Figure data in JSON
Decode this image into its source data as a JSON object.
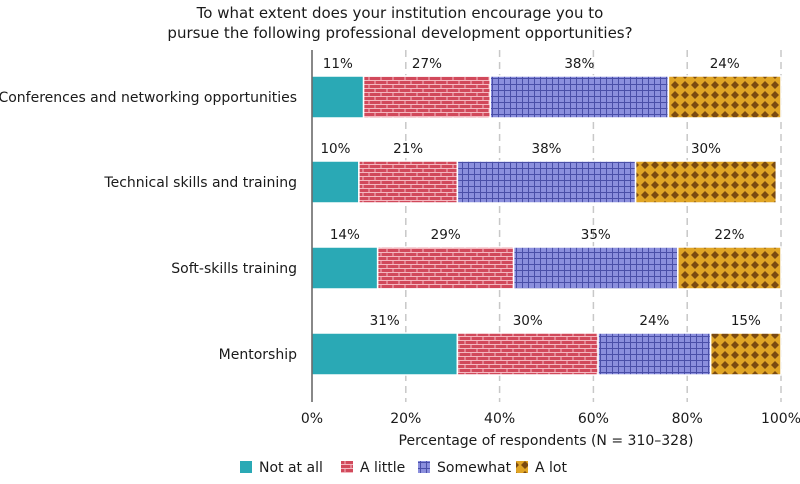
{
  "chart_data": {
    "type": "bar",
    "orientation": "horizontal",
    "stacked": true,
    "title": "To what extent does your institution encourage you to pursue the following professional development opportunities?",
    "title_lines": [
      "To what extent does your institution encourage you to",
      "pursue the following professional development opportunities?"
    ],
    "categories": [
      "Conferences and networking opportunities",
      "Technical skills and training",
      "Soft-skills training",
      "Mentorship"
    ],
    "series": [
      {
        "name": "Not at all",
        "values": [
          11,
          10,
          14,
          31
        ],
        "color": "#2aa9b5",
        "pattern": "solid"
      },
      {
        "name": "A little",
        "values": [
          27,
          21,
          29,
          30
        ],
        "color": "#d1495b",
        "pattern": "brick"
      },
      {
        "name": "Somewhat",
        "values": [
          38,
          38,
          35,
          24
        ],
        "color": "#8b8fdd",
        "pattern": "grid"
      },
      {
        "name": "A lot",
        "values": [
          24,
          30,
          22,
          15
        ],
        "color": "#e0a526",
        "pattern": "diamond"
      }
    ],
    "value_suffix": "%",
    "xlabel": "Percentage of respondents (N = 310–328)",
    "xlim": [
      0,
      100
    ],
    "xticks": [
      "0%",
      "20%",
      "40%",
      "60%",
      "80%",
      "100%"
    ],
    "grid": "vertical-dashed",
    "legend_position": "bottom"
  }
}
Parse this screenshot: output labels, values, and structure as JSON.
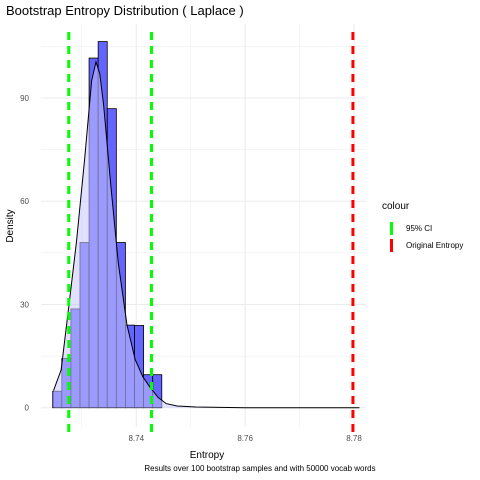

§ DESCRIPTION OF THE TASK:
The records above must be transcribed exactly. Pictures are left out of the copy.

§ WRITTEN RESPONSE:
Decode this image into its source data as a JSON object.
{
  "chart_data": {
    "type": "bar",
    "orientation": "horizontal",
    "stacked": true,
    "title": "To what extent does your institution encourage you to pursue the following professional development opportunities?",
    "title_lines": [
      "To what extent does your institution encourage you to",
      "pursue the following professional development opportunities?"
    ],
    "categories": [
      "Conferences and networking opportunities",
      "Technical skills and training",
      "Soft-skills training",
      "Mentorship"
    ],
    "series": [
      {
        "name": "Not at all",
        "values": [
          11,
          10,
          14,
          31
        ],
        "color": "#2aa9b5",
        "pattern": "solid"
      },
      {
        "name": "A little",
        "values": [
          27,
          21,
          29,
          30
        ],
        "color": "#d1495b",
        "pattern": "brick"
      },
      {
        "name": "Somewhat",
        "values": [
          38,
          38,
          35,
          24
        ],
        "color": "#8b8fdd",
        "pattern": "grid"
      },
      {
        "name": "A lot",
        "values": [
          24,
          30,
          22,
          15
        ],
        "color": "#e0a526",
        "pattern": "diamond"
      }
    ],
    "value_suffix": "%",
    "xlabel": "Percentage of respondents (N = 310–328)",
    "xlim": [
      0,
      100
    ],
    "xticks": [
      "0%",
      "20%",
      "40%",
      "60%",
      "80%",
      "100%"
    ],
    "grid": "vertical-dashed",
    "legend_position": "bottom"
  }
}
Parse this screenshot: output labels, values, and structure as JSON.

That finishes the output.